• Exercise prompt:
All of the data below must be repeated exactly.
*-*-*
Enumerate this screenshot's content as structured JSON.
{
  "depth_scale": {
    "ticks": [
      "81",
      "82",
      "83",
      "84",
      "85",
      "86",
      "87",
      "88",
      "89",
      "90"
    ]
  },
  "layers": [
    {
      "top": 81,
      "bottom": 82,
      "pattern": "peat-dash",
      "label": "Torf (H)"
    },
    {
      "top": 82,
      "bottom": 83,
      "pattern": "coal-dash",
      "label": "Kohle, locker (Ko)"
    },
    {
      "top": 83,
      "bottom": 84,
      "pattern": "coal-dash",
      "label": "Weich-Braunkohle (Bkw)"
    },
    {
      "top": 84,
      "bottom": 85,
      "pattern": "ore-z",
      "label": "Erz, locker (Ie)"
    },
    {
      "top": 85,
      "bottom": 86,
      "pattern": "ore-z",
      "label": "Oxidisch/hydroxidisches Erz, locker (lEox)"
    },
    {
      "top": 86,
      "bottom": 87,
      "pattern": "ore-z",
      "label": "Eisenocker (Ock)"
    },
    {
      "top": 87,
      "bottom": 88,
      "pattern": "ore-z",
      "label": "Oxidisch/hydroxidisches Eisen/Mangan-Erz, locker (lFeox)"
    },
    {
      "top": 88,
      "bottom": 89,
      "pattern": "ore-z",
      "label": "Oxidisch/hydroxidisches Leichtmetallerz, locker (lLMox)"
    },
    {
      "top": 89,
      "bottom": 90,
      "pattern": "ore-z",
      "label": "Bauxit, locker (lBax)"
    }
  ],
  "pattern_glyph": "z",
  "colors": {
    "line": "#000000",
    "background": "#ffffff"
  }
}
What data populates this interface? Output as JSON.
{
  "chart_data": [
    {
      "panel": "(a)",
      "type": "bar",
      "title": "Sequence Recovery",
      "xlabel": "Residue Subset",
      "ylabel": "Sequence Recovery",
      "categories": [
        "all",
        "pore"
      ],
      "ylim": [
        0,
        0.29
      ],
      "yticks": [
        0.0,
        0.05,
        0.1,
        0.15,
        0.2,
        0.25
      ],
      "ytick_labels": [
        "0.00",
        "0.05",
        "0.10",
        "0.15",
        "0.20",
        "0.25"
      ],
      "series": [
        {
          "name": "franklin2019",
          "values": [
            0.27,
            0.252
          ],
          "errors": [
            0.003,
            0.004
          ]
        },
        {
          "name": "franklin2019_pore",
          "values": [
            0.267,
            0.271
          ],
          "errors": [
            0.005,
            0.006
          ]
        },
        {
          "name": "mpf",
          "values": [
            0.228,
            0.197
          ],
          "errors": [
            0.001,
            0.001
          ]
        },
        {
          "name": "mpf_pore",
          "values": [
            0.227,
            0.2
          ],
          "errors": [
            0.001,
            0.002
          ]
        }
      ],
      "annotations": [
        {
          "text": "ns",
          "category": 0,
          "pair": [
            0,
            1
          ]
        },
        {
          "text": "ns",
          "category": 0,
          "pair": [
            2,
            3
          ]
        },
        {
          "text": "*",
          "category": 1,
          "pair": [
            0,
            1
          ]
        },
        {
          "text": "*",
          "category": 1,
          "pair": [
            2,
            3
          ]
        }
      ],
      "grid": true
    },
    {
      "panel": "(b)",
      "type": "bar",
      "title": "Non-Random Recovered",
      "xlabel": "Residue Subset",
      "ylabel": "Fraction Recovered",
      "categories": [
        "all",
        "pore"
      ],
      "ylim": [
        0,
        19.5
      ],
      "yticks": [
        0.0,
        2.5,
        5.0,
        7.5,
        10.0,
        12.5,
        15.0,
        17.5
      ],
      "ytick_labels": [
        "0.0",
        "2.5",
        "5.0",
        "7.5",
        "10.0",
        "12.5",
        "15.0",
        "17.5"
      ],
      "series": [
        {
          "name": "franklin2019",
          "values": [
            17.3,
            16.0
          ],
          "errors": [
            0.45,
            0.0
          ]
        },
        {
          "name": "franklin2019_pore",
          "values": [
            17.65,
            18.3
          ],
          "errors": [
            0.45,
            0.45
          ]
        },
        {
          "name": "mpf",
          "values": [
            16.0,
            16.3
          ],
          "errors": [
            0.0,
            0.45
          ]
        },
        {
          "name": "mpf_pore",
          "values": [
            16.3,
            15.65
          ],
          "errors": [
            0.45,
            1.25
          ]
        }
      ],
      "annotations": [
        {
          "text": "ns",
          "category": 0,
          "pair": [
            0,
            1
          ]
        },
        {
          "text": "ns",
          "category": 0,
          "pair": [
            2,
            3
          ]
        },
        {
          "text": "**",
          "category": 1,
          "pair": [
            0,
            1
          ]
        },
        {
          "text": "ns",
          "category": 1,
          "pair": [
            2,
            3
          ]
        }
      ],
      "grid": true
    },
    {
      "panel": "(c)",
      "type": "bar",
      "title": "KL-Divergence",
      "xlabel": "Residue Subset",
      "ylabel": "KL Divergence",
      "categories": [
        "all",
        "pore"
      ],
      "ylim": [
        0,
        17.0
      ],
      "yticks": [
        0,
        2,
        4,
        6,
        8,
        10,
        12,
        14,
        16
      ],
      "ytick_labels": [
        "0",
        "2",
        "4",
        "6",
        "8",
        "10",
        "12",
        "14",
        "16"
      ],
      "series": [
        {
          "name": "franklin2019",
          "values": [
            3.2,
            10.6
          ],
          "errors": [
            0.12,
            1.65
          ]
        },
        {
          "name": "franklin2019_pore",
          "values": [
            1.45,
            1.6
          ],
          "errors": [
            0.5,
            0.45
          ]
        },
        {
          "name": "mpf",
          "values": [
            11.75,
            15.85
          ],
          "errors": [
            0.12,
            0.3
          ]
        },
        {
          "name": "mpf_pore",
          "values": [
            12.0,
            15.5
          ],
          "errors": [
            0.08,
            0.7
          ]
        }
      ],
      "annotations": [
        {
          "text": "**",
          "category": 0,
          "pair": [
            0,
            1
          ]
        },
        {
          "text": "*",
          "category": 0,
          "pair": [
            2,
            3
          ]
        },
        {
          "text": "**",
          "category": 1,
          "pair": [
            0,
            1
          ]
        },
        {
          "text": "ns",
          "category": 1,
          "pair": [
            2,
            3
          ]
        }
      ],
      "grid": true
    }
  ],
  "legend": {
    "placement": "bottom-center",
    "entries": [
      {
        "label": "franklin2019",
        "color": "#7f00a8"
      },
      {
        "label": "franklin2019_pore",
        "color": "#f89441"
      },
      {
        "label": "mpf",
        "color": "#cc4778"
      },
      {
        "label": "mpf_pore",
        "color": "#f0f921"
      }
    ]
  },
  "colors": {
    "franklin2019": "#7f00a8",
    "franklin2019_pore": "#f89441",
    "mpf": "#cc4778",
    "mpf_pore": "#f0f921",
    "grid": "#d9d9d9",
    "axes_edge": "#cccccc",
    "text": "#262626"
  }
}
*-*-*
• The result:
Enumerate this screenshot's content as structured JSON.
{
  "depth_scale": {
    "ticks": [
      "81",
      "82",
      "83",
      "84",
      "85",
      "86",
      "87",
      "88",
      "89",
      "90"
    ]
  },
  "layers": [
    {
      "top": 81,
      "bottom": 82,
      "pattern": "peat-dash",
      "label": "Torf (H)"
    },
    {
      "top": 82,
      "bottom": 83,
      "pattern": "coal-dash",
      "label": "Kohle, locker (Ko)"
    },
    {
      "top": 83,
      "bottom": 84,
      "pattern": "coal-dash",
      "label": "Weich-Braunkohle (Bkw)"
    },
    {
      "top": 84,
      "bottom": 85,
      "pattern": "ore-z",
      "label": "Erz, locker (Ie)"
    },
    {
      "top": 85,
      "bottom": 86,
      "pattern": "ore-z",
      "label": "Oxidisch/hydroxidisches Erz, locker (lEox)"
    },
    {
      "top": 86,
      "bottom": 87,
      "pattern": "ore-z",
      "label": "Eisenocker (Ock)"
    },
    {
      "top": 87,
      "bottom": 88,
      "pattern": "ore-z",
      "label": "Oxidisch/hydroxidisches Eisen/Mangan-Erz, locker (lFeox)"
    },
    {
      "top": 88,
      "bottom": 89,
      "pattern": "ore-z",
      "label": "Oxidisch/hydroxidisches Leichtmetallerz, locker (lLMox)"
    },
    {
      "top": 89,
      "bottom": 90,
      "pattern": "ore-z",
      "label": "Bauxit, locker (lBax)"
    }
  ],
  "pattern_glyph": "z",
  "colors": {
    "line": "#000000",
    "background": "#ffffff"
  }
}
What data populates this interface? Output as JSON.
{
  "chart_data": [
    {
      "panel": "(a)",
      "type": "bar",
      "title": "Sequence Recovery",
      "xlabel": "Residue Subset",
      "ylabel": "Sequence Recovery",
      "categories": [
        "all",
        "pore"
      ],
      "ylim": [
        0,
        0.29
      ],
      "yticks": [
        0.0,
        0.05,
        0.1,
        0.15,
        0.2,
        0.25
      ],
      "ytick_labels": [
        "0.00",
        "0.05",
        "0.10",
        "0.15",
        "0.20",
        "0.25"
      ],
      "series": [
        {
          "name": "franklin2019",
          "values": [
            0.27,
            0.252
          ],
          "errors": [
            0.003,
            0.004
          ]
        },
        {
          "name": "franklin2019_pore",
          "values": [
            0.267,
            0.271
          ],
          "errors": [
            0.005,
            0.006
          ]
        },
        {
          "name": "mpf",
          "values": [
            0.228,
            0.197
          ],
          "errors": [
            0.001,
            0.001
          ]
        },
        {
          "name": "mpf_pore",
          "values": [
            0.227,
            0.2
          ],
          "errors": [
            0.001,
            0.002
          ]
        }
      ],
      "annotations": [
        {
          "text": "ns",
          "category": 0,
          "pair": [
            0,
            1
          ]
        },
        {
          "text": "ns",
          "category": 0,
          "pair": [
            2,
            3
          ]
        },
        {
          "text": "*",
          "category": 1,
          "pair": [
            0,
            1
          ]
        },
        {
          "text": "*",
          "category": 1,
          "pair": [
            2,
            3
          ]
        }
      ],
      "grid": true
    },
    {
      "panel": "(b)",
      "type": "bar",
      "title": "Non-Random Recovered",
      "xlabel": "Residue Subset",
      "ylabel": "Fraction Recovered",
      "categories": [
        "all",
        "pore"
      ],
      "ylim": [
        0,
        19.5
      ],
      "yticks": [
        0.0,
        2.5,
        5.0,
        7.5,
        10.0,
        12.5,
        15.0,
        17.5
      ],
      "ytick_labels": [
        "0.0",
        "2.5",
        "5.0",
        "7.5",
        "10.0",
        "12.5",
        "15.0",
        "17.5"
      ],
      "series": [
        {
          "name": "franklin2019",
          "values": [
            17.3,
            16.0
          ],
          "errors": [
            0.45,
            0.0
          ]
        },
        {
          "name": "franklin2019_pore",
          "values": [
            17.65,
            18.3
          ],
          "errors": [
            0.45,
            0.45
          ]
        },
        {
          "name": "mpf",
          "values": [
            16.0,
            16.3
          ],
          "errors": [
            0.0,
            0.45
          ]
        },
        {
          "name": "mpf_pore",
          "values": [
            16.3,
            15.65
          ],
          "errors": [
            0.45,
            1.25
          ]
        }
      ],
      "annotations": [
        {
          "text": "ns",
          "category": 0,
          "pair": [
            0,
            1
          ]
        },
        {
          "text": "ns",
          "category": 0,
          "pair": [
            2,
            3
          ]
        },
        {
          "text": "**",
          "category": 1,
          "pair": [
            0,
            1
          ]
        },
        {
          "text": "ns",
          "category": 1,
          "pair": [
            2,
            3
          ]
        }
      ],
      "grid": true
    },
    {
      "panel": "(c)",
      "type": "bar",
      "title": "KL-Divergence",
      "xlabel": "Residue Subset",
      "ylabel": "KL Divergence",
      "categories": [
        "all",
        "pore"
      ],
      "ylim": [
        0,
        17.0
      ],
      "yticks": [
        0,
        2,
        4,
        6,
        8,
        10,
        12,
        14,
        16
      ],
      "ytick_labels": [
        "0",
        "2",
        "4",
        "6",
        "8",
        "10",
        "12",
        "14",
        "16"
      ],
      "series": [
        {
          "name": "franklin2019",
          "values": [
            3.2,
            10.6
          ],
          "errors": [
            0.12,
            1.65
          ]
        },
        {
          "name": "franklin2019_pore",
          "values": [
            1.45,
            1.6
          ],
          "errors": [
            0.5,
            0.45
          ]
        },
        {
          "name": "mpf",
          "values": [
            11.75,
            15.85
          ],
          "errors": [
            0.12,
            0.3
          ]
        },
        {
          "name": "mpf_pore",
          "values": [
            12.0,
            15.5
          ],
          "errors": [
            0.08,
            0.7
          ]
        }
      ],
      "annotations": [
        {
          "text": "**",
          "category": 0,
          "pair": [
            0,
            1
          ]
        },
        {
          "text": "*",
          "category": 0,
          "pair": [
            2,
            3
          ]
        },
        {
          "text": "**",
          "category": 1,
          "pair": [
            0,
            1
          ]
        },
        {
          "text": "ns",
          "category": 1,
          "pair": [
            2,
            3
          ]
        }
      ],
      "grid": true
    }
  ],
  "legend": {
    "placement": "bottom-center",
    "entries": [
      {
        "label": "franklin2019",
        "color": "#7f00a8"
      },
      {
        "label": "franklin2019_pore",
        "color": "#f89441"
      },
      {
        "label": "mpf",
        "color": "#cc4778"
      },
      {
        "label": "mpf_pore",
        "color": "#f0f921"
      }
    ]
  },
  "colors": {
    "franklin2019": "#7f00a8",
    "franklin2019_pore": "#f89441",
    "mpf": "#cc4778",
    "mpf_pore": "#f0f921",
    "grid": "#d9d9d9",
    "axes_edge": "#cccccc",
    "text": "#262626"
  }
}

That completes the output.